EXCERPTED RECORDS>
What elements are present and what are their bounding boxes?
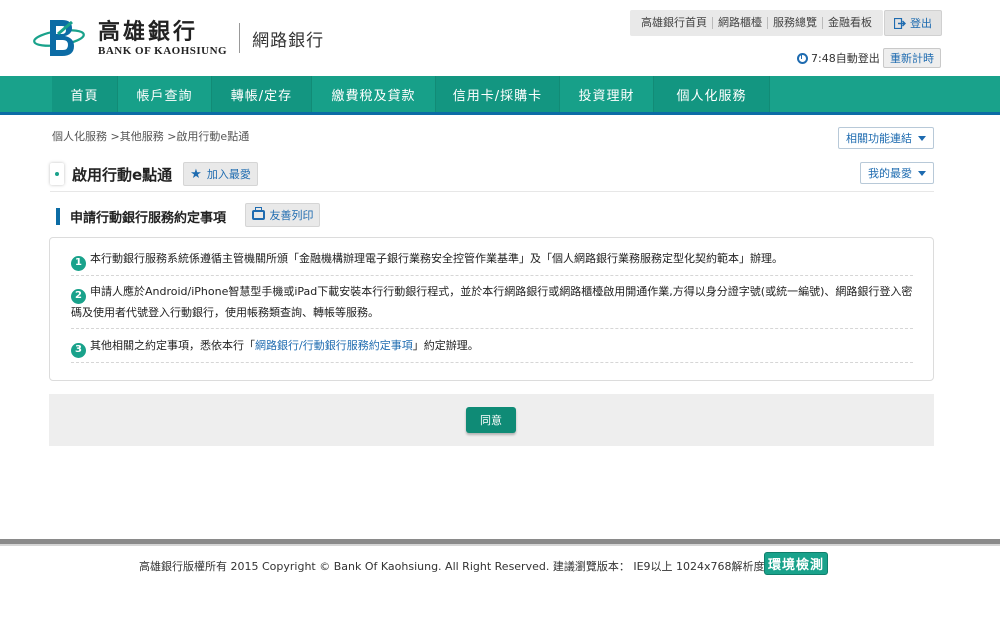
- logo-divider: [239, 23, 241, 53]
- logout-button[interactable]: 登出: [884, 10, 942, 36]
- add-favorite-label: 加入最愛: [206, 168, 251, 181]
- item-text: 本行動銀行服務系統係遵循主管機關所頒「金融機構辦理電子銀行業務安全控管作業基準」…: [90, 252, 783, 265]
- renew-session-button[interactable]: 重新計時: [883, 48, 941, 68]
- list-item: 3 其他相關之約定事項，悉依本行「網路銀行/行動銀行服務約定事項」約定辦理。: [71, 337, 913, 363]
- nav-item-investment[interactable]: 投資理財: [560, 76, 654, 112]
- breadcrumb: 個人化服務 >其他服務 >啟用行動e點通: [52, 130, 250, 143]
- top-link-finance-board[interactable]: 金融看板: [822, 17, 877, 29]
- title-marker-icon: [50, 163, 64, 185]
- related-functions-label: 相關功能連結: [846, 132, 912, 145]
- item-number-badge: 2: [71, 288, 86, 304]
- page-title-row: 啟用行動e點通 ★ 加入最愛 我的最愛: [50, 160, 934, 192]
- print-friendly-button[interactable]: 友善列印: [245, 203, 320, 227]
- logout-label: 登出: [910, 17, 932, 30]
- my-favorites-label: 我的最愛: [868, 167, 912, 180]
- star-icon: ★: [190, 166, 202, 182]
- item-text-before: 其他相關之約定事項，悉依本行「: [90, 339, 255, 352]
- nav-item-credit-card[interactable]: 信用卡/採購卡: [436, 76, 560, 112]
- related-functions-dropdown[interactable]: 相關功能連結: [838, 127, 934, 149]
- nav-item-account-inquiry[interactable]: 帳戶查詢: [118, 76, 212, 112]
- top-link-home[interactable]: 高雄銀行首頁: [636, 17, 712, 29]
- top-link-services[interactable]: 服務總覽: [767, 17, 822, 29]
- header: 高雄銀行 BANK OF KAOHSIUNG 網路銀行 高雄銀行首頁 網路櫃檯 …: [0, 0, 1000, 76]
- site-subtitle: 網路銀行: [252, 30, 325, 51]
- nav-bottom-bar: [0, 112, 1000, 115]
- environment-check-button[interactable]: 環境檢測: [764, 552, 828, 575]
- bank-logo-mark-icon: [33, 20, 85, 56]
- list-item: 2 申請人應於Android/iPhone智慧型手機或iPad下載安裝本行行動銀行…: [71, 283, 913, 329]
- agree-button[interactable]: 同意: [466, 407, 516, 433]
- logo-english-name: BANK OF KAOHSIUNG: [98, 44, 228, 57]
- terms-box: 1 本行動銀行服務系統係遵循主管機關所頒「金融機構辦理電子銀行業務安全控管作業基準…: [49, 237, 934, 381]
- add-favorite-button[interactable]: ★ 加入最愛: [183, 162, 258, 186]
- my-favorites-dropdown[interactable]: 我的最愛: [860, 162, 934, 184]
- item-number-badge: 3: [71, 342, 86, 358]
- top-link-counter[interactable]: 網路櫃檯: [712, 17, 767, 29]
- agree-area: 同意: [49, 394, 934, 446]
- list-item: 1 本行動銀行服務系統係遵循主管機關所頒「金融機構辦理電子銀行業務安全控管作業基準…: [71, 250, 913, 276]
- page-title: 啟用行動e點通: [72, 166, 173, 184]
- nav-item-payment-loans[interactable]: 繳費稅及貸款: [312, 76, 436, 112]
- copyright-text: 高雄銀行版權所有 2015 Copyright © Bank Of Kaohsi…: [139, 560, 787, 573]
- terms-link[interactable]: 網路銀行/行動銀行服務約定事項: [255, 339, 413, 352]
- clock-icon: [797, 52, 808, 64]
- chevron-down-icon: [918, 135, 926, 141]
- session-timer: 7:48自動登出: [797, 50, 880, 66]
- top-links: 高雄銀行首頁 網路櫃檯 服務總覽 金融看板: [630, 10, 883, 36]
- logout-icon: [894, 17, 906, 29]
- printer-icon: [251, 207, 265, 220]
- section-bar: [56, 207, 60, 225]
- bank-logo[interactable]: 高雄銀行 BANK OF KAOHSIUNG 網路銀行: [32, 16, 324, 60]
- logo-chinese-name: 高雄銀行: [98, 18, 199, 45]
- section-header: 申請行動銀行服務約定事項: [56, 204, 226, 228]
- item-text-after: 」約定辦理。: [412, 339, 479, 352]
- footer-divider-light: [0, 544, 1000, 546]
- nav-item-transfer-deposit[interactable]: 轉帳/定存: [212, 76, 312, 112]
- chevron-down-icon: [918, 170, 926, 176]
- nav-item-home[interactable]: 首頁: [52, 76, 118, 112]
- main-nav: 首頁 帳戶查詢 轉帳/定存 繳費稅及貸款 信用卡/採購卡 投資理財 個人化服務: [0, 76, 1000, 112]
- session-text: 7:48自動登出: [811, 52, 880, 65]
- item-text: 申請人應於Android/iPhone智慧型手機或iPad下載安裝本行行動銀行程…: [71, 285, 913, 319]
- print-friendly-label: 友善列印: [269, 209, 314, 222]
- section-title: 申請行動銀行服務約定事項: [70, 210, 227, 226]
- item-number-badge: 1: [71, 255, 86, 271]
- nav-item-personalized-service[interactable]: 個人化服務: [654, 76, 770, 112]
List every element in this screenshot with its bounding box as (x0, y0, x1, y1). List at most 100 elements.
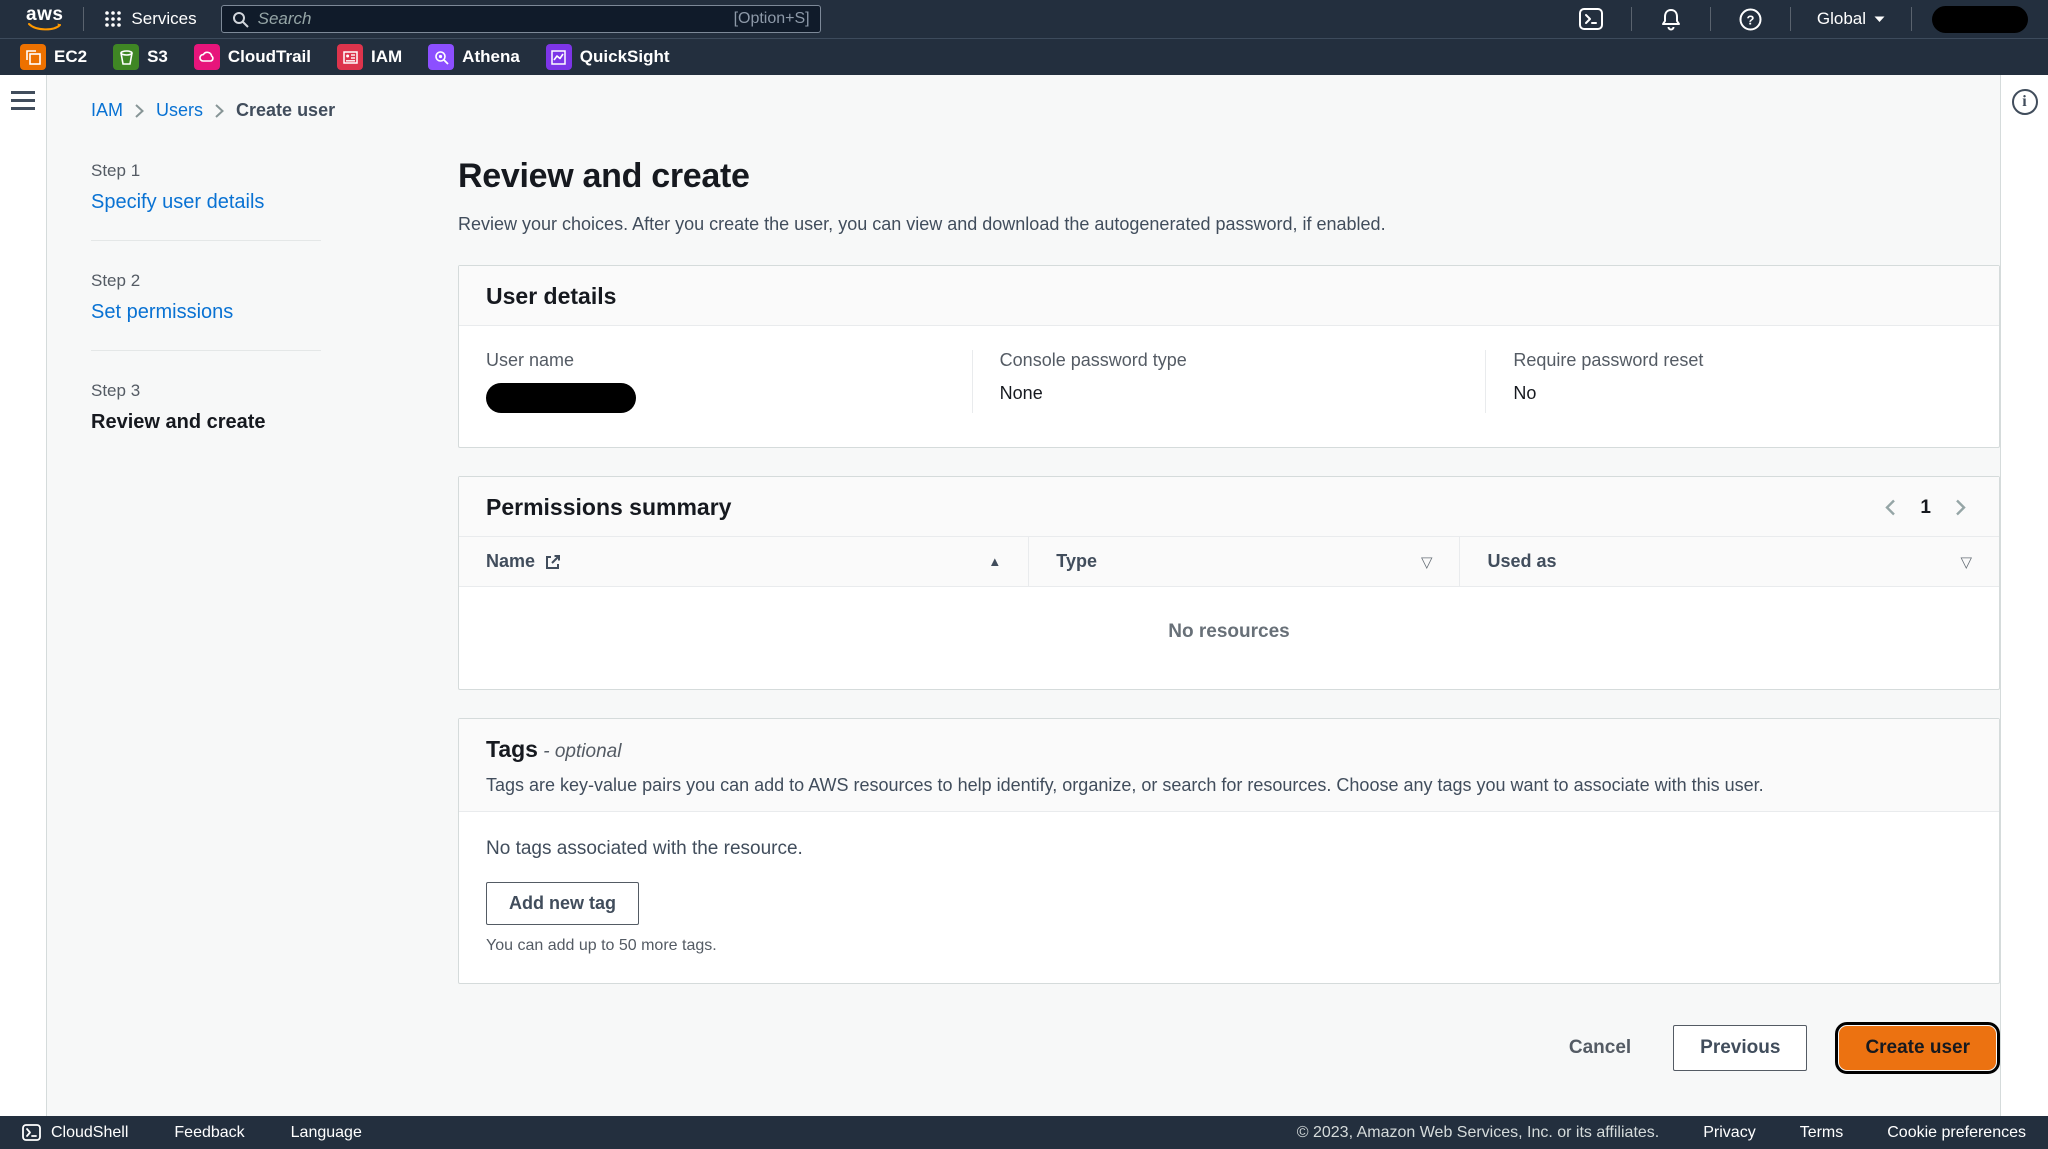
chevron-down-icon (1874, 16, 1885, 23)
notifications-button[interactable] (1642, 0, 1700, 38)
cloudtrail-icon (194, 44, 220, 70)
question-circle-icon: ? (1739, 8, 1762, 31)
footer-cookie-preferences-link[interactable]: Cookie preferences (1887, 1124, 2026, 1142)
svg-text:?: ? (1746, 12, 1754, 27)
breadcrumb-iam-link[interactable]: IAM (91, 100, 123, 121)
services-grid-icon (104, 10, 122, 28)
nav-divider (1790, 7, 1791, 31)
tags-card: Tags - optional Tags are key-value pairs… (458, 718, 2000, 984)
favorite-label: Athena (462, 47, 520, 67)
breadcrumb-current: Create user (236, 100, 335, 121)
step-3-current-label: Review and create (91, 411, 266, 433)
type-column-label: Type (1056, 551, 1097, 572)
quicksight-icon (546, 44, 572, 70)
favorite-cloudtrail[interactable]: CloudTrail (194, 44, 311, 70)
help-button[interactable]: ? (1721, 0, 1780, 38)
footer-cloudshell-button[interactable]: CloudShell (22, 1124, 128, 1142)
info-icon[interactable]: i (2012, 89, 2038, 115)
favorite-athena[interactable]: Athena (428, 44, 520, 70)
breadcrumb-chevron-icon (135, 104, 144, 118)
aws-logo-text: aws (26, 7, 63, 23)
favorite-label: CloudTrail (228, 47, 311, 67)
permissions-summary-header: Permissions summary 1 (459, 477, 1999, 537)
footer-bar: CloudShell Feedback Language © 2023, Ama… (0, 1116, 2048, 1149)
favorite-quicksight[interactable]: QuickSight (546, 44, 670, 70)
add-new-tag-button[interactable]: Add new tag (486, 882, 639, 925)
nav-divider (1631, 7, 1632, 31)
tags-limit-hint: You can add up to 50 more tags. (486, 937, 1972, 955)
region-label: Global (1817, 9, 1866, 29)
page-number[interactable]: 1 (1920, 497, 1931, 519)
previous-button[interactable]: Previous (1673, 1025, 1807, 1071)
footer-cloudshell-label: CloudShell (51, 1124, 128, 1142)
wizard-steps-nav: Step 1 Specify user details Step 2 Set p… (91, 155, 411, 1074)
region-selector[interactable]: Global (1801, 9, 1901, 29)
create-user-focus-ring: Create user (1835, 1022, 2000, 1074)
next-page-button[interactable] (1955, 499, 1966, 516)
breadcrumb-users-link[interactable]: Users (156, 100, 203, 121)
menu-toggle-button[interactable] (11, 91, 35, 113)
nav-divider (1710, 7, 1711, 31)
console-password-type-value: None (1000, 383, 1459, 404)
cancel-button[interactable]: Cancel (1555, 1027, 1645, 1069)
pagination: 1 (1885, 497, 1972, 519)
previous-page-button[interactable] (1885, 499, 1896, 516)
footer-feedback-button[interactable]: Feedback (174, 1124, 244, 1142)
sort-ascending-icon[interactable]: ▲ (988, 554, 1001, 569)
search-input[interactable]: Search [Option+S] (221, 5, 821, 33)
step-divider (91, 240, 321, 241)
services-label: Services (131, 9, 196, 29)
footer-privacy-link[interactable]: Privacy (1703, 1124, 1755, 1142)
account-menu-redacted[interactable] (1932, 6, 2028, 33)
step-number: Step 2 (91, 271, 411, 291)
app-shell: IAM Users Create user Step 1 Specify use… (0, 75, 2048, 1116)
search-icon (232, 11, 249, 28)
step-number: Step 3 (91, 381, 411, 401)
side-nav-collapsed (0, 75, 47, 1116)
user-name-label: User name (486, 350, 945, 371)
aws-logo[interactable]: aws (26, 7, 63, 31)
column-header-used-as[interactable]: Used as ▽ (1460, 537, 1999, 587)
external-link-icon (545, 554, 561, 570)
step-divider (91, 350, 321, 351)
column-header-name[interactable]: Name ▲ (459, 537, 1029, 587)
bell-icon (1660, 8, 1682, 31)
column-header-type[interactable]: Type ▽ (1029, 537, 1460, 587)
aws-smile-icon (28, 23, 62, 31)
type-filter-icon[interactable]: ▽ (1421, 553, 1433, 571)
cloudshell-button[interactable] (1561, 0, 1621, 38)
iam-icon (337, 44, 363, 70)
step-2-link[interactable]: Set permissions (91, 301, 233, 323)
services-menu-button[interactable]: Services (94, 0, 206, 38)
user-details-card: User details User name Console password … (458, 265, 2000, 448)
favorite-iam[interactable]: IAM (337, 44, 402, 70)
no-resources-text: No resources (1168, 621, 1289, 642)
favorite-s3[interactable]: S3 (113, 44, 168, 70)
breadcrumb-chevron-icon (215, 104, 224, 118)
user-details-header: User details (459, 266, 1999, 326)
used-as-column-label: Used as (1487, 551, 1556, 572)
search-shortcut-hint: [Option+S] (734, 10, 810, 28)
name-column-label: Name (486, 551, 535, 572)
footer-terms-link[interactable]: Terms (1800, 1124, 1844, 1142)
page-title: Review and create (458, 157, 2000, 196)
permissions-table: Name ▲ Type (459, 537, 1999, 689)
wizard-actions: Cancel Previous Create user (458, 1022, 2000, 1074)
footer-language-button[interactable]: Language (291, 1124, 362, 1142)
user-name-field: User name (459, 350, 972, 413)
ec2-icon (20, 44, 46, 70)
used-as-filter-icon[interactable]: ▽ (1960, 553, 1972, 571)
cloudshell-terminal-icon (1579, 8, 1603, 30)
tags-header: Tags - optional Tags are key-value pairs… (459, 719, 1999, 812)
favorites-bar: EC2 S3 CloudTrail IAM Athena QuickSight (0, 38, 2048, 75)
step-1-link[interactable]: Specify user details (91, 191, 264, 213)
favorite-ec2[interactable]: EC2 (20, 44, 87, 70)
favorite-label: IAM (371, 47, 402, 67)
require-password-reset-label: Require password reset (1513, 350, 1972, 371)
user-details-body: User name Console password type None Req… (459, 326, 1999, 447)
chevron-left-icon (1885, 499, 1896, 516)
create-user-button[interactable]: Create user (1839, 1026, 1996, 1070)
user-name-value-redacted (486, 383, 636, 413)
page-subtitle: Review your choices. After you create th… (458, 214, 2000, 235)
console-password-type-label: Console password type (1000, 350, 1459, 371)
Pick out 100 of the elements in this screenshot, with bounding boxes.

WHAT TO WORK ON>
Reproduce the lines of the material starting at the line containing "- logo-divider: [239, 23, 241, 53]" and ending at the line containing "- breadcrumb: 個人化服務", renaming "renew-session-button" to "extend-session-button" and leaving everything else unchanged.

ANSWER TO THE PROBLEM>
- logo-divider: [239, 23, 241, 53]
- logout-button[interactable]: 登出: [884, 10, 942, 36]
- add-favorite-label: 加入最愛: [206, 168, 251, 181]
- item-text: 本行動銀行服務系統係遵循主管機關所頒「金融機構辦理電子銀行業務安全控管作業基準」…: [90, 252, 783, 265]
- extend-session-button[interactable]: 重新計時: [883, 48, 941, 68]
- list-item: 3 其他相關之約定事項，悉依本行「網路銀行/行動銀行服務約定事項」約定辦理。: [71, 337, 913, 363]
- nav-item-investment[interactable]: 投資理財: [560, 76, 654, 112]
- breadcrumb: 個人化服務 >其他服務 >啟用行動e點通: [52, 130, 250, 143]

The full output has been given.